-- START Provided entries --

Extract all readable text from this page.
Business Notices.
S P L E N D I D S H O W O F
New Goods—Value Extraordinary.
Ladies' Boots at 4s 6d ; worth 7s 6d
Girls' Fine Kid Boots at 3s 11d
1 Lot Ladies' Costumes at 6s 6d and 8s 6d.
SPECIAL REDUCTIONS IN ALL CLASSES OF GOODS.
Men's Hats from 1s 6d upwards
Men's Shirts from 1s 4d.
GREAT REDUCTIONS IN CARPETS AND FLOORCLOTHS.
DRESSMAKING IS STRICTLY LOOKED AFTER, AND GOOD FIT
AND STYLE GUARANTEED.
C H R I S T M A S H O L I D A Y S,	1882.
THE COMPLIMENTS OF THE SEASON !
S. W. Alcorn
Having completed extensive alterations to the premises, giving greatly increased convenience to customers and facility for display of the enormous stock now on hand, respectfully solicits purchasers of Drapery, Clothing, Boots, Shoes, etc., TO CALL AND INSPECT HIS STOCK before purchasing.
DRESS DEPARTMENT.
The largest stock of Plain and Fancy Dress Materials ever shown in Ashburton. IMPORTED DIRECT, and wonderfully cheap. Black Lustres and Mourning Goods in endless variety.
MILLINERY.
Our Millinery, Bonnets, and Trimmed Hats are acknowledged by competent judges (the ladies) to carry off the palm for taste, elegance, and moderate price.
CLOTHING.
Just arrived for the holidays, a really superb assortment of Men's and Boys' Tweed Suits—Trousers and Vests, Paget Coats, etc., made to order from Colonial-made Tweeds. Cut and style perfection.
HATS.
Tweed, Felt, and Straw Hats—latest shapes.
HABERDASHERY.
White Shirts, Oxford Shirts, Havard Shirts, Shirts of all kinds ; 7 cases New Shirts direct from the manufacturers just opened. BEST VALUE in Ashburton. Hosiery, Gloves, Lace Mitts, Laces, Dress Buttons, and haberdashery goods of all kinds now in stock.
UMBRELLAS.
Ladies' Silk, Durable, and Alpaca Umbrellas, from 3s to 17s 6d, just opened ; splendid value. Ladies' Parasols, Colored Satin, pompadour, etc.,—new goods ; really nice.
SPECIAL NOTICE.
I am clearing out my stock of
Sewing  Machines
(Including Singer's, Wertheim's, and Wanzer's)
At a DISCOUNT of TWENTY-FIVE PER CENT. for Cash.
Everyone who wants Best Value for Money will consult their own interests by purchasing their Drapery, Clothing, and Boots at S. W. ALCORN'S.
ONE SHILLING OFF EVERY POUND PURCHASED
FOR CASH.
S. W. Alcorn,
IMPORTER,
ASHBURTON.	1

-- END Provided entries --

Each record must be returned exactly as it is written.

◆ Correct answer:
Extract all readable text from this page.
Business Notices.
S P L E N D I D S H O W O F
New Goods—Value Extraordinary.
Ladies' Boots at 4s 6d ; worth 7s 6d
Girls' Fine Kid Boots at 3s 11d
1 Lot Ladies' Costumes at 6s 6d and 8s 6d.
SPECIAL REDUCTIONS IN ALL CLASSES OF GOODS.
Men's Hats from 1s 6d upwards
Men's Shirts from 1s 4d.
GREAT REDUCTIONS IN CARPETS AND FLOORCLOTHS.
DRESSMAKING IS STRICTLY LOOKED AFTER, AND GOOD FIT
AND STYLE GUARANTEED.
C H R I S T M A S H O L I D A Y S,	1882.
THE COMPLIMENTS OF THE SEASON !
S. W. Alcorn
Having completed extensive alterations to the premises, giving greatly increased convenience to customers and facility for display of the enormous stock now on hand, respectfully solicits purchasers of Drapery, Clothing, Boots, Shoes, etc., TO CALL AND INSPECT HIS STOCK before purchasing.
DRESS DEPARTMENT.
The largest stock of Plain and Fancy Dress Materials ever shown in Ashburton. IMPORTED DIRECT, and wonderfully cheap. Black Lustres and Mourning Goods in endless variety.
MILLINERY.
Our Millinery, Bonnets, and Trimmed Hats are acknowledged by competent judges (the ladies) to carry off the palm for taste, elegance, and moderate price.
CLOTHING.
Just arrived for the holidays, a really superb assortment of Men's and Boys' Tweed Suits—Trousers and Vests, Paget Coats, etc., made to order from Colonial-made Tweeds. Cut and style perfection.
HATS.
Tweed, Felt, and Straw Hats—latest shapes.
HABERDASHERY.
White Shirts, Oxford Shirts, Havard Shirts, Shirts of all kinds ; 7 cases New Shirts direct from the manufacturers just opened. BEST VALUE in Ashburton. Hosiery, Gloves, Lace Mitts, Laces, Dress Buttons, and haberdashery goods of all kinds now in stock.
UMBRELLAS.
Ladies' Silk, Durable, and Alpaca Umbrellas, from 3s to 17s 6d, just opened ; splendid value. Ladies' Parasols, Colored Satin, pompadour, etc.,—new goods ; really nice.
SPECIAL NOTICE.
I am clearing out my stock of
Sewing  Machines
(Including Singer's, Wertheim's, and Wanzer's)
At a DISCOUNT of TWENTY-FIVE PER CENT. for Cash.
Everyone who wants Best Value for Money will consult their own interests by purchasing their Drapery, Clothing, and Boots at S. W. ALCORN'S.
ONE SHILLING OFF EVERY POUND PURCHASED
FOR CASH.
S. W. Alcorn,
IMPORTER,
ASHBURTON.	1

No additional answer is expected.